## INSTRUCTION:
Please arrange everything from the start of the listing down to the line containing "tangential-data-point — [366, 298, 375, 307]" as a numbered list, leaving out blank lines.

+ + + + + + +

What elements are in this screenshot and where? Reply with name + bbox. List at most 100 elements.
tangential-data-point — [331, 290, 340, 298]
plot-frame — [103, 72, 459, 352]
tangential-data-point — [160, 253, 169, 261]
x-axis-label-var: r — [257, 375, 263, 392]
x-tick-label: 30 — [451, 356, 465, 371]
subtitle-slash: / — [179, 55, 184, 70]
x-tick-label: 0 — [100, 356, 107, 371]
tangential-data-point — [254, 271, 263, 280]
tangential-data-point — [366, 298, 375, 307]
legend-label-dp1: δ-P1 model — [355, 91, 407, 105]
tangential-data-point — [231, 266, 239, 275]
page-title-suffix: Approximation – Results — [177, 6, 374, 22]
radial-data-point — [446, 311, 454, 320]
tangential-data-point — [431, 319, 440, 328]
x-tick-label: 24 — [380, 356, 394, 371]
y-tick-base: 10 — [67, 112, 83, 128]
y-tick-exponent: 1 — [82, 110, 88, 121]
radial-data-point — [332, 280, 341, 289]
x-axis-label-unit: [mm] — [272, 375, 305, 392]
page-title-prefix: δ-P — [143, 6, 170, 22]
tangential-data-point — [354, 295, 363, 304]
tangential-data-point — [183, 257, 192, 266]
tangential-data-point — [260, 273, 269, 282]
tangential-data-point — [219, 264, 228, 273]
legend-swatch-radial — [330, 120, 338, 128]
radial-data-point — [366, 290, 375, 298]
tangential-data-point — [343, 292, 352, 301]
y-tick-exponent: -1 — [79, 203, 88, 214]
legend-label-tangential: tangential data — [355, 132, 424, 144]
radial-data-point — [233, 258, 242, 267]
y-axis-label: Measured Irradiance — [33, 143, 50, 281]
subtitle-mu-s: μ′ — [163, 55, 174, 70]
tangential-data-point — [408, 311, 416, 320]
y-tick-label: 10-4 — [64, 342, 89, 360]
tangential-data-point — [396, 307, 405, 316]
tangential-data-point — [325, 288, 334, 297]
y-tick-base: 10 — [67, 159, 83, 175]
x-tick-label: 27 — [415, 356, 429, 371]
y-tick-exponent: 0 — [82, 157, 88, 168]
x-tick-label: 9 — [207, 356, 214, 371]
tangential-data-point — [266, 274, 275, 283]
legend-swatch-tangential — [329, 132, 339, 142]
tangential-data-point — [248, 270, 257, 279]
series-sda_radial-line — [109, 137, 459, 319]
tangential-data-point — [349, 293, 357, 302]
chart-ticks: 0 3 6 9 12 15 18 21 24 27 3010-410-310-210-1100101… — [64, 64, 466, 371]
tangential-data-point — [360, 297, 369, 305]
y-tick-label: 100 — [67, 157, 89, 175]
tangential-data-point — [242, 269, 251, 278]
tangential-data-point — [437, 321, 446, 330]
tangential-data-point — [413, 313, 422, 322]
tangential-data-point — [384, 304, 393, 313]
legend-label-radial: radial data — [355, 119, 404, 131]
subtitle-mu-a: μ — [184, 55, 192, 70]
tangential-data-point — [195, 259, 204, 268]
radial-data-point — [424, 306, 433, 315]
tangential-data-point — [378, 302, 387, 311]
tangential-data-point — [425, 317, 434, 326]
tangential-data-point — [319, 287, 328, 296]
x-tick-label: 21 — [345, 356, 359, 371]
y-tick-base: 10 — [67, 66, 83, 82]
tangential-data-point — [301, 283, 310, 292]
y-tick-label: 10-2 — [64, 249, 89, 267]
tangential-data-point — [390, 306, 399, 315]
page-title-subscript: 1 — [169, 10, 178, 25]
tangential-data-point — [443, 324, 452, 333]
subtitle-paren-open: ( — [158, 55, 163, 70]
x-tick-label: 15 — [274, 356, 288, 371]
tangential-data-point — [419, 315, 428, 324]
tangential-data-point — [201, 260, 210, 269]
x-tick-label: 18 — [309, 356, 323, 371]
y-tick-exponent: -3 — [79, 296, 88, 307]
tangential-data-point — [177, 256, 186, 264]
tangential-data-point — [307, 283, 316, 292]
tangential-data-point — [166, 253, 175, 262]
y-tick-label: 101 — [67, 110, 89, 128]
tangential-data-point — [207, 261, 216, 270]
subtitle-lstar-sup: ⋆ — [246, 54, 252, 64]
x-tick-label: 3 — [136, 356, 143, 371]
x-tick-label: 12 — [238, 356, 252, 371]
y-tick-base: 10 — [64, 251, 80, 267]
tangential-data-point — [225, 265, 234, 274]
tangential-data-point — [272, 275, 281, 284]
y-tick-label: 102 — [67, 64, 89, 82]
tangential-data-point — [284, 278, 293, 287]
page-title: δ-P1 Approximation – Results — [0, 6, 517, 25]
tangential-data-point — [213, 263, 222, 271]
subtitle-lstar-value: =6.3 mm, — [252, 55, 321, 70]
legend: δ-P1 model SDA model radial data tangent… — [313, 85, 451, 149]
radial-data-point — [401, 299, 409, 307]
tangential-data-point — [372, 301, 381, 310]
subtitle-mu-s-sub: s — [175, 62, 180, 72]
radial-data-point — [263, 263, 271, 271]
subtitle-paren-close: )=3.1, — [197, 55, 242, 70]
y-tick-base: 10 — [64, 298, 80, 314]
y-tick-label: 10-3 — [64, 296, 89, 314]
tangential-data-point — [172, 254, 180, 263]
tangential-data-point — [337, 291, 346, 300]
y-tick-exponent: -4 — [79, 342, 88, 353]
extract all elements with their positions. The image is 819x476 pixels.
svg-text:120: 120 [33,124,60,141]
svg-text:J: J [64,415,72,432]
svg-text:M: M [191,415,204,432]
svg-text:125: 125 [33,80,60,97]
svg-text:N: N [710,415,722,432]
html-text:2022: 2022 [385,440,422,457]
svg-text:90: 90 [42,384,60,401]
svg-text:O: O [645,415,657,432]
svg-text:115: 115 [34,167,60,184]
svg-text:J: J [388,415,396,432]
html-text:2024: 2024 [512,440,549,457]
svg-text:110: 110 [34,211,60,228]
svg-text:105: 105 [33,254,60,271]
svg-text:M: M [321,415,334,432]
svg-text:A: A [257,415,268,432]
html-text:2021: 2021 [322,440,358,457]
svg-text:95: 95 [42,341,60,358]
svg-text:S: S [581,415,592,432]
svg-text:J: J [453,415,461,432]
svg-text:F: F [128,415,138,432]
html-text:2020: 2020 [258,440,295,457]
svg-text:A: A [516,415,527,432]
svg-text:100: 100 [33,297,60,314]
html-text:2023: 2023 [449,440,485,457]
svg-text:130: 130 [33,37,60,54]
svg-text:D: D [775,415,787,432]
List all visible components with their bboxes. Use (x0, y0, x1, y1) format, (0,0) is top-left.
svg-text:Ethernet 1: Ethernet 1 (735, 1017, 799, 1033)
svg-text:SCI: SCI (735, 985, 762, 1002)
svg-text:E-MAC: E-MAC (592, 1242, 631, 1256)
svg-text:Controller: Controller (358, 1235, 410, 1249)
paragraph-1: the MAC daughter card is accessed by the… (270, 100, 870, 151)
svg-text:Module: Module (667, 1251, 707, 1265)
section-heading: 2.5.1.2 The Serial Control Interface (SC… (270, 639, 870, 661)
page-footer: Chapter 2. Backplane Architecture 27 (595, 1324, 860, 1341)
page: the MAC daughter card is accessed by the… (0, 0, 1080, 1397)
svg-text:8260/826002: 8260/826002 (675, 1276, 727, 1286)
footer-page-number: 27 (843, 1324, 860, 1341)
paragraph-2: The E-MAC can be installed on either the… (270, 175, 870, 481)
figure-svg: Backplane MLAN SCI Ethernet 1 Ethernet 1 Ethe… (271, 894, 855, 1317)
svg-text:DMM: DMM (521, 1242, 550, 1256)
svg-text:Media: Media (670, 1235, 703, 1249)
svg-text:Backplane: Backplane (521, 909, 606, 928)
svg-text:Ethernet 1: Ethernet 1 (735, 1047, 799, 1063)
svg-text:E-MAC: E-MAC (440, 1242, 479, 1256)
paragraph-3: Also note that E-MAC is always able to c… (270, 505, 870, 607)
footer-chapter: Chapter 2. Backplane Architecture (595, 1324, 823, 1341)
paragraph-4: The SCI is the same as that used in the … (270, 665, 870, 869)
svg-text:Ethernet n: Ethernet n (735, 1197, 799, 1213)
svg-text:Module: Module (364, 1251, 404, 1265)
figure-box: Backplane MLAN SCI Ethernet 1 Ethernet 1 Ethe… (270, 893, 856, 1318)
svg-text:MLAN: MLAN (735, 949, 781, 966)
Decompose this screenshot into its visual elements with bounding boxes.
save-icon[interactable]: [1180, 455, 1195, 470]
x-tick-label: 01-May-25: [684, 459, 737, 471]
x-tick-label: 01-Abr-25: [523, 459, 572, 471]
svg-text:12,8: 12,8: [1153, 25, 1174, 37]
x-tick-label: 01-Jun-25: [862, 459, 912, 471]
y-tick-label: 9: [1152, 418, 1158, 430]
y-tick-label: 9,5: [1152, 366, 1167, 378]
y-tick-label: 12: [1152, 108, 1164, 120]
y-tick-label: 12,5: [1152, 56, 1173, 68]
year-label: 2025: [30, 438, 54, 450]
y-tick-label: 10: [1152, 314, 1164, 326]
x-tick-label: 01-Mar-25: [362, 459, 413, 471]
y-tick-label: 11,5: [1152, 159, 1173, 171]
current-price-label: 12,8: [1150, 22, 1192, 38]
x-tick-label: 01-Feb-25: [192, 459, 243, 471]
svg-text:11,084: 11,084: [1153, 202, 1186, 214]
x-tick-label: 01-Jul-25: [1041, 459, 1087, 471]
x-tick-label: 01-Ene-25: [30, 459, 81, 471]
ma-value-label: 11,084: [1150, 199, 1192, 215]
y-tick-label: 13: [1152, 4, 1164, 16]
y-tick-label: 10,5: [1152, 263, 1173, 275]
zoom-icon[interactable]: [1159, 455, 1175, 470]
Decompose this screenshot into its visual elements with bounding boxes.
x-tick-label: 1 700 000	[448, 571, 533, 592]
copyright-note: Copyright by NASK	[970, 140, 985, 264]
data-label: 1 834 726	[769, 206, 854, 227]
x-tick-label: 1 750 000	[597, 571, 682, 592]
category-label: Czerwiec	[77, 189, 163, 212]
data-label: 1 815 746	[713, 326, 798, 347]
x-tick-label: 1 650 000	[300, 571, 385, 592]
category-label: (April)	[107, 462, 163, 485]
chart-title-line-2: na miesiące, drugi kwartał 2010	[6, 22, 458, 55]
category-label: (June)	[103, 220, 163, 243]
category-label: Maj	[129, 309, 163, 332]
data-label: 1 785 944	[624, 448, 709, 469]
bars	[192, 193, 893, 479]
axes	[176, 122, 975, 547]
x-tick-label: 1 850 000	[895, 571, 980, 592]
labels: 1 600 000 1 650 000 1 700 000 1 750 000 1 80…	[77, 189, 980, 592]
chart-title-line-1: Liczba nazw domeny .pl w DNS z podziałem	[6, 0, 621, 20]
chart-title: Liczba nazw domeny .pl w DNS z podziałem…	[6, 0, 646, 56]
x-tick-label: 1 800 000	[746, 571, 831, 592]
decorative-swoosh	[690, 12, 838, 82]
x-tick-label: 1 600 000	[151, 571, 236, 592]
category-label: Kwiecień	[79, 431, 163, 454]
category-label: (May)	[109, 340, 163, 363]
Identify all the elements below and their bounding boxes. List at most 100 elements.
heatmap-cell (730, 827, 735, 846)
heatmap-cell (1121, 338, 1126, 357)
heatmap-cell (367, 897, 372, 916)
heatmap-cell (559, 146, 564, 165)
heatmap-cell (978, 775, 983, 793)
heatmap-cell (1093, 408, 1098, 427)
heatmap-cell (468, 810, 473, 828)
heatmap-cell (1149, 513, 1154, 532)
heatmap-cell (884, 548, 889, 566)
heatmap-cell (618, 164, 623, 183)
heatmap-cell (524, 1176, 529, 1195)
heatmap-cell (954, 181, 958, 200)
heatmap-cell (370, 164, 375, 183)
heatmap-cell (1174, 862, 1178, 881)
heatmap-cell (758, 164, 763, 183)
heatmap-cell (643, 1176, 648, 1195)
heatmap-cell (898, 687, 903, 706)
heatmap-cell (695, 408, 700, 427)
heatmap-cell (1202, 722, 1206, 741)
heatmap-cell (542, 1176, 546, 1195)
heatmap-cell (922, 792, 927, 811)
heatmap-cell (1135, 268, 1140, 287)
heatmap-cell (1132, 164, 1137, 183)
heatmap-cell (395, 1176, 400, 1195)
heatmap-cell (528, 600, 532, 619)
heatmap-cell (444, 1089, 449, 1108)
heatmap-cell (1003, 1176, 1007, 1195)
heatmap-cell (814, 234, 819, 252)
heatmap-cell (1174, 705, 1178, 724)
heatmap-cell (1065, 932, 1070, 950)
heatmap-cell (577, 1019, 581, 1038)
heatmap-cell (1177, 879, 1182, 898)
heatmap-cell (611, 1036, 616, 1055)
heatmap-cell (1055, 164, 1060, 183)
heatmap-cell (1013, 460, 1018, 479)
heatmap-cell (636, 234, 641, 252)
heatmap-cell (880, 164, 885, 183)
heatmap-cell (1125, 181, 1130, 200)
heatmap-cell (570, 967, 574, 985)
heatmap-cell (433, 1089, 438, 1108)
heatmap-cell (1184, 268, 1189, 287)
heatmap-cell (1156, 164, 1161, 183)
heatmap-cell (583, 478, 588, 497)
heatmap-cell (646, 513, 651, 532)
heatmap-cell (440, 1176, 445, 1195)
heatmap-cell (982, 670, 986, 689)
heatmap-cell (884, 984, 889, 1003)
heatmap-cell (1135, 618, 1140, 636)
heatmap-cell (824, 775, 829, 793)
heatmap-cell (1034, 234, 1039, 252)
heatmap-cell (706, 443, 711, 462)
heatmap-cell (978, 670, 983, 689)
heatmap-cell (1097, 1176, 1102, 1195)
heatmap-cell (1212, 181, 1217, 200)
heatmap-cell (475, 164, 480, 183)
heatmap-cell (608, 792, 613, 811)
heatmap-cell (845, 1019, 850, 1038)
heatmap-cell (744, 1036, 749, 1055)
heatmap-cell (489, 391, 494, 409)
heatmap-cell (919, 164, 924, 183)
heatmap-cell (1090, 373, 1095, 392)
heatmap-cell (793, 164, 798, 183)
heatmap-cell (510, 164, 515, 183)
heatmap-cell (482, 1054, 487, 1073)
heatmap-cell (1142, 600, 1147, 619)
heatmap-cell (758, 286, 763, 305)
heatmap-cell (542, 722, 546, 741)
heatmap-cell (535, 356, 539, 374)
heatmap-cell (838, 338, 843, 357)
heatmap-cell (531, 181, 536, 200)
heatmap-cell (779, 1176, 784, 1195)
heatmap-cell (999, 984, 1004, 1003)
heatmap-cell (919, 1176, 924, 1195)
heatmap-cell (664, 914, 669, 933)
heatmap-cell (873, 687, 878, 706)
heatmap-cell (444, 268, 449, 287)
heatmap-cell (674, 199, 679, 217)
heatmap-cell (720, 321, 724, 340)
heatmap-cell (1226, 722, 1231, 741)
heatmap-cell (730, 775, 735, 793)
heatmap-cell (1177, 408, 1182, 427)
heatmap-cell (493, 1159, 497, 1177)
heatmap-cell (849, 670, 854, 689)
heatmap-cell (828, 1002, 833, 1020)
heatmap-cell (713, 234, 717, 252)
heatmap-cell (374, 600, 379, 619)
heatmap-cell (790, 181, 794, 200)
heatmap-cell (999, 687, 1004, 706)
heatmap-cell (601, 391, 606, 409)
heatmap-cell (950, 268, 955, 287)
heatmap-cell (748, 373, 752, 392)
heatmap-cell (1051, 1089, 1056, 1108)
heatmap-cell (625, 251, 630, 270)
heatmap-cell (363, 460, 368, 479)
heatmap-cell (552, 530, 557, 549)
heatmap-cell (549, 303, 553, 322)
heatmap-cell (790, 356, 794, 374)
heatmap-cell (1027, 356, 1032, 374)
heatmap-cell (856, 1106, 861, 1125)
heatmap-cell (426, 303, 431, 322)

+ + + + + + +

## WRITTEN RESPONSE:
1. What elements are in this screenshot and where? Reply with name + bbox. List at most 100 elements.
2. tangential-data-point — [331, 290, 340, 298]
3. plot-frame — [103, 72, 459, 352]
4. tangential-data-point — [160, 253, 169, 261]
5. x-axis-label-var: r — [257, 375, 263, 392]
6. x-tick-label: 30 — [451, 356, 465, 371]
7. subtitle-slash: / — [179, 55, 184, 70]
8. x-tick-label: 0 — [100, 356, 107, 371]
9. tangential-data-point — [254, 271, 263, 280]
10. tangential-data-point — [366, 298, 375, 307]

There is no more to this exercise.